■ WHAT IS NEEDED:
What is the number of lines containing the word "位上的数多"? Give that number alone.

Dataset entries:
>>>

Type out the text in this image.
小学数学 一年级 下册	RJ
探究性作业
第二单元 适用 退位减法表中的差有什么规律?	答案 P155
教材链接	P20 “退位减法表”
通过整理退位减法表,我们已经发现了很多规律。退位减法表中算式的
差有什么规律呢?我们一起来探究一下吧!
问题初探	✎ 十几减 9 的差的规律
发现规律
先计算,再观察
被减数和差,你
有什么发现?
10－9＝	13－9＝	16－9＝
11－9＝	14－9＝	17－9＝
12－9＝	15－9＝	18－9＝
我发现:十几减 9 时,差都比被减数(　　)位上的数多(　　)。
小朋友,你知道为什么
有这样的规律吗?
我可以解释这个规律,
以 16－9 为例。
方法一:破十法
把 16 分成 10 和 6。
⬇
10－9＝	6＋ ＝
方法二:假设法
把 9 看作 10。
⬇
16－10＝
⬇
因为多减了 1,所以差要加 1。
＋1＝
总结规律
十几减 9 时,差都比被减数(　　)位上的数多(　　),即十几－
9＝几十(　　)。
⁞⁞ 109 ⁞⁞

<<<

■ SOLUTION TO THE PROBLEM:
2